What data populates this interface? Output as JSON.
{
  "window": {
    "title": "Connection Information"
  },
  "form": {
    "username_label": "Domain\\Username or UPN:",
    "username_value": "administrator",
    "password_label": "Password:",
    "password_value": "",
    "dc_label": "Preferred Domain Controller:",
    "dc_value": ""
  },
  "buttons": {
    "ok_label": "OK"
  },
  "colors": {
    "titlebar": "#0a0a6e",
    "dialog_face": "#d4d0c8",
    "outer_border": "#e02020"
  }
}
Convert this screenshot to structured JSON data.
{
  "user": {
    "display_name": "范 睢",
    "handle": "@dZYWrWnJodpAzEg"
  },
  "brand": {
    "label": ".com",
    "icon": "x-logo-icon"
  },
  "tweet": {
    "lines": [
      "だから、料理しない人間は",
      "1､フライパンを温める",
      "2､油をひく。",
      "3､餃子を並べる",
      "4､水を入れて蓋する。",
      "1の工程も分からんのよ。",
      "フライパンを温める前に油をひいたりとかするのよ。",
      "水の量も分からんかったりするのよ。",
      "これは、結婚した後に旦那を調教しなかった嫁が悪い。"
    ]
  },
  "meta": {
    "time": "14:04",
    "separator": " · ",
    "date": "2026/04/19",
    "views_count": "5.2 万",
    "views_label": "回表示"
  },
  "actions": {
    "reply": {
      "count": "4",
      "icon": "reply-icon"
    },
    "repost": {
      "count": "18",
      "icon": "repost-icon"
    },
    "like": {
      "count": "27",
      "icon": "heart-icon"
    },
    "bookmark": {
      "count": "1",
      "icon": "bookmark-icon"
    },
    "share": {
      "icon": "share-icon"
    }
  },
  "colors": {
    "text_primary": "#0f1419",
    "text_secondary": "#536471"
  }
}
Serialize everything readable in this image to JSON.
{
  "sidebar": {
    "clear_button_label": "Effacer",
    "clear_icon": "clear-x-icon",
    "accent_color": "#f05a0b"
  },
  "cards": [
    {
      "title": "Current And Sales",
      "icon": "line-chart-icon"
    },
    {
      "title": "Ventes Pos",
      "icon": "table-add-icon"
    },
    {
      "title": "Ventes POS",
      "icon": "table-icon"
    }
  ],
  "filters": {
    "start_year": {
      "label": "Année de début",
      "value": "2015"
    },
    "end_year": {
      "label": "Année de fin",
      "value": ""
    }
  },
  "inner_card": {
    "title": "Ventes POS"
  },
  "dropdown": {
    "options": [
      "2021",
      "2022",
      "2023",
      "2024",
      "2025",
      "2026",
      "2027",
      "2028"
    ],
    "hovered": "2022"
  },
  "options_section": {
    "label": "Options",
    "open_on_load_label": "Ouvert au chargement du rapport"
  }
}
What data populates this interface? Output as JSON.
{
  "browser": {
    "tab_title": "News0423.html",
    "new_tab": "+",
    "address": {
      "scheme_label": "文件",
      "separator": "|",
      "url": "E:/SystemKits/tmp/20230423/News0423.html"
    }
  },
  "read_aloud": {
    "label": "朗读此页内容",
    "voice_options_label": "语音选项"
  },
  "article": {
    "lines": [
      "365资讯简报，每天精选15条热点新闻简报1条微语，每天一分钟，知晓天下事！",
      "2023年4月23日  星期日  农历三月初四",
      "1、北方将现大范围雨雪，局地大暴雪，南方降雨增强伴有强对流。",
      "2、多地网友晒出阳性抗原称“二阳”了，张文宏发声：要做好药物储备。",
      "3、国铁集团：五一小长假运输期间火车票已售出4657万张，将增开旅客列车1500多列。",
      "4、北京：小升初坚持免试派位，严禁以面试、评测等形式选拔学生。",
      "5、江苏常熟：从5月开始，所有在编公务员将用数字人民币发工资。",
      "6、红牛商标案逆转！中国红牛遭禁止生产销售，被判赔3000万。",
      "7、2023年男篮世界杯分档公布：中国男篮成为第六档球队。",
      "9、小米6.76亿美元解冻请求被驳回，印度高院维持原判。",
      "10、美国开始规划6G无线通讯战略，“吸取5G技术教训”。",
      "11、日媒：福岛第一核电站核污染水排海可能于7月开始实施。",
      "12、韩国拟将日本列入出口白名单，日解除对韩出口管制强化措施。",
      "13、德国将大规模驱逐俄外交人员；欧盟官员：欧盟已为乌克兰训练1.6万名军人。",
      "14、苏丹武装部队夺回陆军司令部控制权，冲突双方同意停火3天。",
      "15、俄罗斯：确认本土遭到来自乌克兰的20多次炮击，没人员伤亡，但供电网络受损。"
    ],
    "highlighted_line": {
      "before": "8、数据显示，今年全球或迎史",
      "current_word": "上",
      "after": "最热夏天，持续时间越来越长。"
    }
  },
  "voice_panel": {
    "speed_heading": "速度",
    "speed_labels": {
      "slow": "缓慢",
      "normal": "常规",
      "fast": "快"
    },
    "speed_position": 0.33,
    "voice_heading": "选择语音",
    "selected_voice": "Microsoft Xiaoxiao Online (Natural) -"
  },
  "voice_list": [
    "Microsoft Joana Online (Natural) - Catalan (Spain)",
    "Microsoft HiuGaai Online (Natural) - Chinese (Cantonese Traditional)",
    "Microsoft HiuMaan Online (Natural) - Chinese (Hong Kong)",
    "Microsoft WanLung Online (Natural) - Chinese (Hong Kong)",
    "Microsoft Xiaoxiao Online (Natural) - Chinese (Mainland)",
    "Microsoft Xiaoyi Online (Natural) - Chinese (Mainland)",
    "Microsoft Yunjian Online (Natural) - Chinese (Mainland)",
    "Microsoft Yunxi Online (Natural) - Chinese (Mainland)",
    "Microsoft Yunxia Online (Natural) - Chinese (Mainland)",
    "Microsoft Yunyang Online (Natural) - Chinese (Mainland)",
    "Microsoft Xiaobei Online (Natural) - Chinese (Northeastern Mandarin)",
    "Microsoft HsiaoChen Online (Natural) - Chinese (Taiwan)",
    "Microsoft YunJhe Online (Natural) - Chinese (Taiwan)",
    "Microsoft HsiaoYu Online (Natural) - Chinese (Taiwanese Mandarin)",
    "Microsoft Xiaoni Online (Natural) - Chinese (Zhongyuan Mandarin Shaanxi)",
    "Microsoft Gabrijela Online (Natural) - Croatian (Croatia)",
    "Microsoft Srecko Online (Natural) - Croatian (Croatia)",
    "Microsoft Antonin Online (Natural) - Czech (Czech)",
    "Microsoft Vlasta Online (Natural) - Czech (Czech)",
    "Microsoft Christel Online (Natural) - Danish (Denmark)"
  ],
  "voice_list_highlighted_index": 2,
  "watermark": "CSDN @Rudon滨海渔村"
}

### Requirements
Repeat the listing in full, keeping every line exactly as it is.

### Right answer
What data populates this interface? Output as JSON.
{
  "window": {
    "title": "Connection Information"
  },
  "form": {
    "username_label": "Domain\\Username or UPN:",
    "username_value": "administrator",
    "password_label": "Password:",
    "password_value": "",
    "dc_label": "Preferred Domain Controller:",
    "dc_value": ""
  },
  "buttons": {
    "ok_label": "OK"
  },
  "colors": {
    "titlebar": "#0a0a6e",
    "dialog_face": "#d4d0c8",
    "outer_border": "#e02020"
  }
}
Convert this screenshot to structured JSON data.
{
  "user": {
    "display_name": "范 睢",
    "handle": "@dZYWrWnJodpAzEg"
  },
  "brand": {
    "label": ".com",
    "icon": "x-logo-icon"
  },
  "tweet": {
    "lines": [
      "だから、料理しない人間は",
      "1､フライパンを温める",
      "2､油をひく。",
      "3､餃子を並べる",
      "4､水を入れて蓋する。",
      "1の工程も分からんのよ。",
      "フライパンを温める前に油をひいたりとかするのよ。",
      "水の量も分からんかったりするのよ。",
      "これは、結婚した後に旦那を調教しなかった嫁が悪い。"
    ]
  },
  "meta": {
    "time": "14:04",
    "separator": " · ",
    "date": "2026/04/19",
    "views_count": "5.2 万",
    "views_label": "回表示"
  },
  "actions": {
    "reply": {
      "count": "4",
      "icon": "reply-icon"
    },
    "repost": {
      "count": "18",
      "icon": "repost-icon"
    },
    "like": {
      "count": "27",
      "icon": "heart-icon"
    },
    "bookmark": {
      "count": "1",
      "icon": "bookmark-icon"
    },
    "share": {
      "icon": "share-icon"
    }
  },
  "colors": {
    "text_primary": "#0f1419",
    "text_secondary": "#536471"
  }
}
Serialize everything readable in this image to JSON.
{
  "sidebar": {
    "clear_button_label": "Effacer",
    "clear_icon": "clear-x-icon",
    "accent_color": "#f05a0b"
  },
  "cards": [
    {
      "title": "Current And Sales",
      "icon": "line-chart-icon"
    },
    {
      "title": "Ventes Pos",
      "icon": "table-add-icon"
    },
    {
      "title": "Ventes POS",
      "icon": "table-icon"
    }
  ],
  "filters": {
    "start_year": {
      "label": "Année de début",
      "value": "2015"
    },
    "end_year": {
      "label": "Année de fin",
      "value": ""
    }
  },
  "inner_card": {
    "title": "Ventes POS"
  },
  "dropdown": {
    "options": [
      "2021",
      "2022",
      "2023",
      "2024",
      "2025",
      "2026",
      "2027",
      "2028"
    ],
    "hovered": "2022"
  },
  "options_section": {
    "label": "Options",
    "open_on_load_label": "Ouvert au chargement du rapport"
  }
}
What data populates this interface? Output as JSON.
{
  "browser": {
    "tab_title": "News0423.html",
    "new_tab": "+",
    "address": {
      "scheme_label": "文件",
      "separator": "|",
      "url": "E:/SystemKits/tmp/20230423/News0423.html"
    }
  },
  "read_aloud": {
    "label": "朗读此页内容",
    "voice_options_label": "语音选项"
  },
  "article": {
    "lines": [
      "365资讯简报，每天精选15条热点新闻简报1条微语，每天一分钟，知晓天下事！",
      "2023年4月23日  星期日  农历三月初四",
      "1、北方将现大范围雨雪，局地大暴雪，南方降雨增强伴有强对流。",
      "2、多地网友晒出阳性抗原称“二阳”了，张文宏发声：要做好药物储备。",
      "3、国铁集团：五一小长假运输期间火车票已售出4657万张，将增开旅客列车1500多列。",
      "4、北京：小升初坚持免试派位，严禁以面试、评测等形式选拔学生。",
      "5、江苏常熟：从5月开始，所有在编公务员将用数字人民币发工资。",
      "6、红牛商标案逆转！中国红牛遭禁止生产销售，被判赔3000万。",
      "7、2023年男篮世界杯分档公布：中国男篮成为第六档球队。",
      "9、小米6.76亿美元解冻请求被驳回，印度高院维持原判。",
      "10、美国开始规划6G无线通讯战略，“吸取5G技术教训”。",
      "11、日媒：福岛第一核电站核污染水排海可能于7月开始实施。",
      "12、韩国拟将日本列入出口白名单，日解除对韩出口管制强化措施。",
      "13、德国将大规模驱逐俄外交人员；欧盟官员：欧盟已为乌克兰训练1.6万名军人。",
      "14、苏丹武装部队夺回陆军司令部控制权，冲突双方同意停火3天。",
      "15、俄罗斯：确认本土遭到来自乌克兰的20多次炮击，没人员伤亡，但供电网络受损。"
    ],
    "highlighted_line": {
      "before": "8、数据显示，今年全球或迎史",
      "current_word": "上",
      "after": "最热夏天，持续时间越来越长。"
    }
  },
  "voice_panel": {
    "speed_heading": "速度",
    "speed_labels": {
      "slow": "缓慢",
      "normal": "常规",
      "fast": "快"
    },
    "speed_position": 0.33,
    "voice_heading": "选择语音",
    "selected_voice": "Microsoft Xiaoxiao Online (Natural) -"
  },
  "voice_list": [
    "Microsoft Joana Online (Natural) - Catalan (Spain)",
    "Microsoft HiuGaai Online (Natural) - Chinese (Cantonese Traditional)",
    "Microsoft HiuMaan Online (Natural) - Chinese (Hong Kong)",
    "Microsoft WanLung Online (Natural) - Chinese (Hong Kong)",
    "Microsoft Xiaoxiao Online (Natural) - Chinese (Mainland)",
    "Microsoft Xiaoyi Online (Natural) - Chinese (Mainland)",
    "Microsoft Yunjian Online (Natural) - Chinese (Mainland)",
    "Microsoft Yunxi Online (Natural) - Chinese (Mainland)",
    "Microsoft Yunxia Online (Natural) - Chinese (Mainland)",
    "Microsoft Yunyang Online (Natural) - Chinese (Mainland)",
    "Microsoft Xiaobei Online (Natural) - Chinese (Northeastern Mandarin)",
    "Microsoft HsiaoChen Online (Natural) - Chinese (Taiwan)",
    "Microsoft YunJhe Online (Natural) - Chinese (Taiwan)",
    "Microsoft HsiaoYu Online (Natural) - Chinese (Taiwanese Mandarin)",
    "Microsoft Xiaoni Online (Natural) - Chinese (Zhongyuan Mandarin Shaanxi)",
    "Microsoft Gabrijela Online (Natural) - Croatian (Croatia)",
    "Microsoft Srecko Online (Natural) - Croatian (Croatia)",
    "Microsoft Antonin Online (Natural) - Czech (Czech)",
    "Microsoft Vlasta Online (Natural) - Czech (Czech)",
    "Microsoft Christel Online (Natural) - Danish (Denmark)"
  ],
  "voice_list_highlighted_index": 2,
  "watermark": "CSDN @Rudon滨海渔村"
}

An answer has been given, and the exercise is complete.